> [WHAT YOU NEED TO DO] Return an exact copy of the lines from the one holding "Read all visible content and emit it as JSON." to the end of the data, including both the starting and final lines. Leave the pictures out.

> [MATERIAL PROVIDED]

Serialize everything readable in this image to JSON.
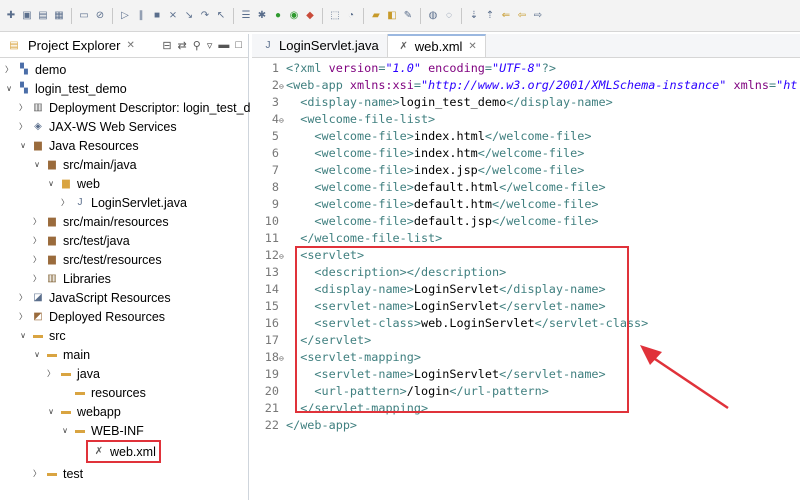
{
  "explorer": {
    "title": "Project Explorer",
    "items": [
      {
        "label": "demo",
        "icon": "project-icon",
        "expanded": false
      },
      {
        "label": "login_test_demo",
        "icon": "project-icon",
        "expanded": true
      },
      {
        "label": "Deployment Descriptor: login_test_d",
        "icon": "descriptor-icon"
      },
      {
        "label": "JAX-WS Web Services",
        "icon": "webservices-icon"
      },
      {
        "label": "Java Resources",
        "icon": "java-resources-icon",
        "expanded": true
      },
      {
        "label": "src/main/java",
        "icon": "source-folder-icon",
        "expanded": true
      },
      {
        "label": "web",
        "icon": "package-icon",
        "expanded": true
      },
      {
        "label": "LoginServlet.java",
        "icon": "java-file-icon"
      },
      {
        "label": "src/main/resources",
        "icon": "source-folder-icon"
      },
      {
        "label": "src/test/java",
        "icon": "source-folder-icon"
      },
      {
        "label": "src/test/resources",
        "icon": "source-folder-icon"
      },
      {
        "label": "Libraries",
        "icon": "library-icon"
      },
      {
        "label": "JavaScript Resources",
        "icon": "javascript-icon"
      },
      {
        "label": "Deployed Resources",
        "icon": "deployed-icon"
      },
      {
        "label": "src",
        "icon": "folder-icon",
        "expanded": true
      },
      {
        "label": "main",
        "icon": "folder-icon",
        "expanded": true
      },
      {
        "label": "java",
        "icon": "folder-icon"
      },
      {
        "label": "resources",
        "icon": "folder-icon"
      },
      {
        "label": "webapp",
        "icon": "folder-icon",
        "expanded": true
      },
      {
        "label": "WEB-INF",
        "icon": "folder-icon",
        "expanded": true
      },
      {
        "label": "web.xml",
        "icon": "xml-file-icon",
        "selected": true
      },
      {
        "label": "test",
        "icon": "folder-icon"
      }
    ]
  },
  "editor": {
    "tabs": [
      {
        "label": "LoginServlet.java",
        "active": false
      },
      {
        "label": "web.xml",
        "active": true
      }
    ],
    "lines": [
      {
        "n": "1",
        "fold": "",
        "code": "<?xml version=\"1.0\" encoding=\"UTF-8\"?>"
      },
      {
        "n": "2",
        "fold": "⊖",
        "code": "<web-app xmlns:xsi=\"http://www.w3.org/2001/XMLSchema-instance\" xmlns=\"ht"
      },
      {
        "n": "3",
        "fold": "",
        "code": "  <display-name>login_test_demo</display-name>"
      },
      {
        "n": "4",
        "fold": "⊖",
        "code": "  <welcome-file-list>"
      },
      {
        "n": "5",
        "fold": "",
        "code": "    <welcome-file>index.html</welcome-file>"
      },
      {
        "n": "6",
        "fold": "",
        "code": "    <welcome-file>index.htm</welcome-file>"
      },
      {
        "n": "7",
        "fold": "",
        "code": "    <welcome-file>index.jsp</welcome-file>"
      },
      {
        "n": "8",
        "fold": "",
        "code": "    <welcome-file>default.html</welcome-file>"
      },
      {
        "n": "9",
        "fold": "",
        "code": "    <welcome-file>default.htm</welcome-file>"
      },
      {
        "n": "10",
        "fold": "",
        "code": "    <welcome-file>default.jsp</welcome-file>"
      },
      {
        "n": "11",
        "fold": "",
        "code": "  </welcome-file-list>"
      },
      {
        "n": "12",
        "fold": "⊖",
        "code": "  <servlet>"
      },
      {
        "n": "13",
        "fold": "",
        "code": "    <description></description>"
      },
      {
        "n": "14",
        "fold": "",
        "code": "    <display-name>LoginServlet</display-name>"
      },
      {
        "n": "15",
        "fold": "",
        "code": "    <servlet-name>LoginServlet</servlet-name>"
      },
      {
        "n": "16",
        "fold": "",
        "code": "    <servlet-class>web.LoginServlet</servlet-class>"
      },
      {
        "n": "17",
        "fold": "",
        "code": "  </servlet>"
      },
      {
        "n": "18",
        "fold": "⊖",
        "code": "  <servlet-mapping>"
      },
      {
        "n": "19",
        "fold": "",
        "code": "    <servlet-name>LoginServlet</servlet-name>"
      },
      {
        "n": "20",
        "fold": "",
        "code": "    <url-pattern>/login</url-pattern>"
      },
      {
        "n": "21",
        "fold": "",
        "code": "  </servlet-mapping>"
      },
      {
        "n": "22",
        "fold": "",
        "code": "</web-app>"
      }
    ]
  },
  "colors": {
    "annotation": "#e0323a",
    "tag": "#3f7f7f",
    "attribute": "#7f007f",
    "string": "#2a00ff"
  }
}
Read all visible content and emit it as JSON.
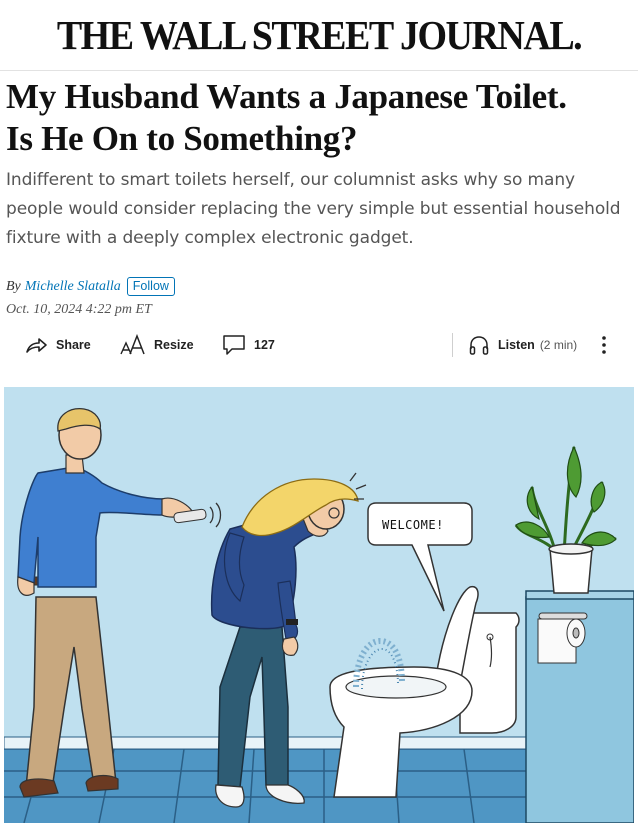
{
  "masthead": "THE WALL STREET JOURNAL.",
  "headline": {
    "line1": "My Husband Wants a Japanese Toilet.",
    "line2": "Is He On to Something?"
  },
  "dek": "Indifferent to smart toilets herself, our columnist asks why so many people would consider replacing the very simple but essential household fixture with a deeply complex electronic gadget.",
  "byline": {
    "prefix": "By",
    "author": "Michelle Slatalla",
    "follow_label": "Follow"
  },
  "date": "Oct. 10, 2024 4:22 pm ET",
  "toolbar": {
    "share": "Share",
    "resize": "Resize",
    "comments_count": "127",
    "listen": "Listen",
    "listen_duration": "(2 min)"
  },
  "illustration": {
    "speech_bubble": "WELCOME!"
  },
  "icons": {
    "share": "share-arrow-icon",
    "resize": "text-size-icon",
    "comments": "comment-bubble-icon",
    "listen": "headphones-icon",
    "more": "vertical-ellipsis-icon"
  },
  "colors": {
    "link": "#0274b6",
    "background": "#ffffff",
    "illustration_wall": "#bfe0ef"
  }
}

> [ANSWER]
Read all visible content and emit it as JSON.
{
  "masthead": "THE WALL STREET JOURNAL.",
  "headline": {
    "line1": "My Husband Wants a Japanese Toilet.",
    "line2": "Is He On to Something?"
  },
  "dek": "Indifferent to smart toilets herself, our columnist asks why so many people would consider replacing the very simple but essential household fixture with a deeply complex electronic gadget.",
  "byline": {
    "prefix": "By",
    "author": "Michelle Slatalla",
    "follow_label": "Follow"
  },
  "date": "Oct. 10, 2024 4:22 pm ET",
  "toolbar": {
    "share": "Share",
    "resize": "Resize",
    "comments_count": "127",
    "listen": "Listen",
    "listen_duration": "(2 min)"
  },
  "illustration": {
    "speech_bubble": "WELCOME!"
  },
  "icons": {
    "share": "share-arrow-icon",
    "resize": "text-size-icon",
    "comments": "comment-bubble-icon",
    "listen": "headphones-icon",
    "more": "vertical-ellipsis-icon"
  },
  "colors": {
    "link": "#0274b6",
    "background": "#ffffff",
    "illustration_wall": "#bfe0ef"
  }
}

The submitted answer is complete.